▶ [Requirements]: Write out all the data again, exactly as it stands.

(Dataset entries)
=====

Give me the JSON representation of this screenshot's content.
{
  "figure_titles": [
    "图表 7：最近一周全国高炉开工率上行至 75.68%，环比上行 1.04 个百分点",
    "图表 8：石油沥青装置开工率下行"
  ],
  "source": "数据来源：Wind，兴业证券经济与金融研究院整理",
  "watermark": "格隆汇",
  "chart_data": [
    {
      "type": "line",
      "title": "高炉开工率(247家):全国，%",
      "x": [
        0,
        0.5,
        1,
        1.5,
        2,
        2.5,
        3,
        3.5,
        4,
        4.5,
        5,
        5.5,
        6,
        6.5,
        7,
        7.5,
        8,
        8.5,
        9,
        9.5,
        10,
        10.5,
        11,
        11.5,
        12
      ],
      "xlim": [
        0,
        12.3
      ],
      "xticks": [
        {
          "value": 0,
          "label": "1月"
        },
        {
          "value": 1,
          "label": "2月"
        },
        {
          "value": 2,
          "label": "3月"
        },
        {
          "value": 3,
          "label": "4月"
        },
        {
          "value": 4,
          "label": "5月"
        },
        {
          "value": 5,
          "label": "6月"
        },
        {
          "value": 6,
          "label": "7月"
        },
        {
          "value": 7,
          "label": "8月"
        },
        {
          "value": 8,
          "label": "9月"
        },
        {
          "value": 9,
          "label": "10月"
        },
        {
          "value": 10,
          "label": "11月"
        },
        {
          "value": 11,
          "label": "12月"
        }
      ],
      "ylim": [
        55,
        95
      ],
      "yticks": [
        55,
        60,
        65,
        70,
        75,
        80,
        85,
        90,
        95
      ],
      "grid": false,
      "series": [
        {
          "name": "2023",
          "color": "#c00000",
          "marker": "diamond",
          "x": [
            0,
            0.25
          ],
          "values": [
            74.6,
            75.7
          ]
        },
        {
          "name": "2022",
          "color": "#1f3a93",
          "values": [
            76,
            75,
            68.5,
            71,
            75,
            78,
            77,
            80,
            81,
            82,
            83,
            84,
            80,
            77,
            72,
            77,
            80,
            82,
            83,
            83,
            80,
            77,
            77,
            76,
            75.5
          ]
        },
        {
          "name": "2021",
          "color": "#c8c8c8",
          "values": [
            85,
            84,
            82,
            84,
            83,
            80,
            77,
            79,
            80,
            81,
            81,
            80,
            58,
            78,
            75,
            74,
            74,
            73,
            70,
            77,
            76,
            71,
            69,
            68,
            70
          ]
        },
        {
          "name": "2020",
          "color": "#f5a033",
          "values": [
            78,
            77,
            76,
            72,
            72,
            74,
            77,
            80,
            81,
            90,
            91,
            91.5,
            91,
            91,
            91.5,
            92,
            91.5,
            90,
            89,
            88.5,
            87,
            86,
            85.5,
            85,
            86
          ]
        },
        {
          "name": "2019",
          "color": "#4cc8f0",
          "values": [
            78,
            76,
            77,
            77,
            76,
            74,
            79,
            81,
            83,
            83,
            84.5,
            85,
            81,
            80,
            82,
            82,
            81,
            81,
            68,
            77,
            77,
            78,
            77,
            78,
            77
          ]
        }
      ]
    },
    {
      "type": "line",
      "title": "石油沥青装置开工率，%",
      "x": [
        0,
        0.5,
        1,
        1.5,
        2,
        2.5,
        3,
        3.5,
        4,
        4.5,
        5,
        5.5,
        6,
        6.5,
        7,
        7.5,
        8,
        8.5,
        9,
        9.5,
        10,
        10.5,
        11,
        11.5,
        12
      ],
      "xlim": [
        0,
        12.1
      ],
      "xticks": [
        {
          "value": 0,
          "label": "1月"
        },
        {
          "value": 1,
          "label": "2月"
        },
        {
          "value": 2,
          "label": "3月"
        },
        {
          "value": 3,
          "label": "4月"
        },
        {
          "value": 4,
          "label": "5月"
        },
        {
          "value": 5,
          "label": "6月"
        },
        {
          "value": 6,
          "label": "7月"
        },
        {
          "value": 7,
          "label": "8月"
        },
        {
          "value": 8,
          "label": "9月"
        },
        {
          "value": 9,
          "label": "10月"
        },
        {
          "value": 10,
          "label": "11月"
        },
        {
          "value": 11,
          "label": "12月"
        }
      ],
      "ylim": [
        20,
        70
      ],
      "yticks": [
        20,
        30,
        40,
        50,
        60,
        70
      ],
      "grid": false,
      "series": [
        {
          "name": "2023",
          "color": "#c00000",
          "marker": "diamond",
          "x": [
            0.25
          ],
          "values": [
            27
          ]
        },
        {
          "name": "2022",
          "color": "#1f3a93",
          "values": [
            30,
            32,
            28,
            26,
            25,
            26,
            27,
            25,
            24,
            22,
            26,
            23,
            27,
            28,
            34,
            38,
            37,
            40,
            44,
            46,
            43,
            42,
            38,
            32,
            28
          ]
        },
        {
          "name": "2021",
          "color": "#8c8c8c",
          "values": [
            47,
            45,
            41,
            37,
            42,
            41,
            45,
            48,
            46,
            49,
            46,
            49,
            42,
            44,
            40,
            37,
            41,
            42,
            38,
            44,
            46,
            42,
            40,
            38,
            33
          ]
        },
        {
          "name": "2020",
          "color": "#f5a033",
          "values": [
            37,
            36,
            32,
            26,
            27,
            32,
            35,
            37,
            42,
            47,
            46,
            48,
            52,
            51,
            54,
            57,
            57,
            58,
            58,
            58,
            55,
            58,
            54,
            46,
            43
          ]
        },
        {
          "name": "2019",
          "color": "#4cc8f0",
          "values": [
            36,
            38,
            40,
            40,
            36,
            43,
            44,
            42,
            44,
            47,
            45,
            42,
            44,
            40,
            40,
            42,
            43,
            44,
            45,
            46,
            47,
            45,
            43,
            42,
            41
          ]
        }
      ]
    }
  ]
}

=====

▶ [Written reply]:
Give me the JSON representation of this screenshot's content.
{
  "figure_titles": [
    "图表 7：最近一周全国高炉开工率上行至 75.68%，环比上行 1.04 个百分点",
    "图表 8：石油沥青装置开工率下行"
  ],
  "source": "数据来源：Wind，兴业证券经济与金融研究院整理",
  "watermark": "格隆汇",
  "chart_data": [
    {
      "type": "line",
      "title": "高炉开工率(247家):全国，%",
      "x": [
        0,
        0.5,
        1,
        1.5,
        2,
        2.5,
        3,
        3.5,
        4,
        4.5,
        5,
        5.5,
        6,
        6.5,
        7,
        7.5,
        8,
        8.5,
        9,
        9.5,
        10,
        10.5,
        11,
        11.5,
        12
      ],
      "xlim": [
        0,
        12.3
      ],
      "xticks": [
        {
          "value": 0,
          "label": "1月"
        },
        {
          "value": 1,
          "label": "2月"
        },
        {
          "value": 2,
          "label": "3月"
        },
        {
          "value": 3,
          "label": "4月"
        },
        {
          "value": 4,
          "label": "5月"
        },
        {
          "value": 5,
          "label": "6月"
        },
        {
          "value": 6,
          "label": "7月"
        },
        {
          "value": 7,
          "label": "8月"
        },
        {
          "value": 8,
          "label": "9月"
        },
        {
          "value": 9,
          "label": "10月"
        },
        {
          "value": 10,
          "label": "11月"
        },
        {
          "value": 11,
          "label": "12月"
        }
      ],
      "ylim": [
        55,
        95
      ],
      "yticks": [
        55,
        60,
        65,
        70,
        75,
        80,
        85,
        90,
        95
      ],
      "grid": false,
      "series": [
        {
          "name": "2023",
          "color": "#c00000",
          "marker": "diamond",
          "x": [
            0,
            0.25
          ],
          "values": [
            74.6,
            75.7
          ]
        },
        {
          "name": "2022",
          "color": "#1f3a93",
          "values": [
            76,
            75,
            68.5,
            71,
            75,
            78,
            77,
            80,
            81,
            82,
            83,
            84,
            80,
            77,
            72,
            77,
            80,
            82,
            83,
            83,
            80,
            77,
            77,
            76,
            75.5
          ]
        },
        {
          "name": "2021",
          "color": "#c8c8c8",
          "values": [
            85,
            84,
            82,
            84,
            83,
            80,
            77,
            79,
            80,
            81,
            81,
            80,
            58,
            78,
            75,
            74,
            74,
            73,
            70,
            77,
            76,
            71,
            69,
            68,
            70
          ]
        },
        {
          "name": "2020",
          "color": "#f5a033",
          "values": [
            78,
            77,
            76,
            72,
            72,
            74,
            77,
            80,
            81,
            90,
            91,
            91.5,
            91,
            91,
            91.5,
            92,
            91.5,
            90,
            89,
            88.5,
            87,
            86,
            85.5,
            85,
            86
          ]
        },
        {
          "name": "2019",
          "color": "#4cc8f0",
          "values": [
            78,
            76,
            77,
            77,
            76,
            74,
            79,
            81,
            83,
            83,
            84.5,
            85,
            81,
            80,
            82,
            82,
            81,
            81,
            68,
            77,
            77,
            78,
            77,
            78,
            77
          ]
        }
      ]
    },
    {
      "type": "line",
      "title": "石油沥青装置开工率，%",
      "x": [
        0,
        0.5,
        1,
        1.5,
        2,
        2.5,
        3,
        3.5,
        4,
        4.5,
        5,
        5.5,
        6,
        6.5,
        7,
        7.5,
        8,
        8.5,
        9,
        9.5,
        10,
        10.5,
        11,
        11.5,
        12
      ],
      "xlim": [
        0,
        12.1
      ],
      "xticks": [
        {
          "value": 0,
          "label": "1月"
        },
        {
          "value": 1,
          "label": "2月"
        },
        {
          "value": 2,
          "label": "3月"
        },
        {
          "value": 3,
          "label": "4月"
        },
        {
          "value": 4,
          "label": "5月"
        },
        {
          "value": 5,
          "label": "6月"
        },
        {
          "value": 6,
          "label": "7月"
        },
        {
          "value": 7,
          "label": "8月"
        },
        {
          "value": 8,
          "label": "9月"
        },
        {
          "value": 9,
          "label": "10月"
        },
        {
          "value": 10,
          "label": "11月"
        },
        {
          "value": 11,
          "label": "12月"
        }
      ],
      "ylim": [
        20,
        70
      ],
      "yticks": [
        20,
        30,
        40,
        50,
        60,
        70
      ],
      "grid": false,
      "series": [
        {
          "name": "2023",
          "color": "#c00000",
          "marker": "diamond",
          "x": [
            0.25
          ],
          "values": [
            27
          ]
        },
        {
          "name": "2022",
          "color": "#1f3a93",
          "values": [
            30,
            32,
            28,
            26,
            25,
            26,
            27,
            25,
            24,
            22,
            26,
            23,
            27,
            28,
            34,
            38,
            37,
            40,
            44,
            46,
            43,
            42,
            38,
            32,
            28
          ]
        },
        {
          "name": "2021",
          "color": "#8c8c8c",
          "values": [
            47,
            45,
            41,
            37,
            42,
            41,
            45,
            48,
            46,
            49,
            46,
            49,
            42,
            44,
            40,
            37,
            41,
            42,
            38,
            44,
            46,
            42,
            40,
            38,
            33
          ]
        },
        {
          "name": "2020",
          "color": "#f5a033",
          "values": [
            37,
            36,
            32,
            26,
            27,
            32,
            35,
            37,
            42,
            47,
            46,
            48,
            52,
            51,
            54,
            57,
            57,
            58,
            58,
            58,
            55,
            58,
            54,
            46,
            43
          ]
        },
        {
          "name": "2019",
          "color": "#4cc8f0",
          "values": [
            36,
            38,
            40,
            40,
            36,
            43,
            44,
            42,
            44,
            47,
            45,
            42,
            44,
            40,
            40,
            42,
            43,
            44,
            45,
            46,
            47,
            45,
            43,
            42,
            41
          ]
        }
      ]
    }
  ]
}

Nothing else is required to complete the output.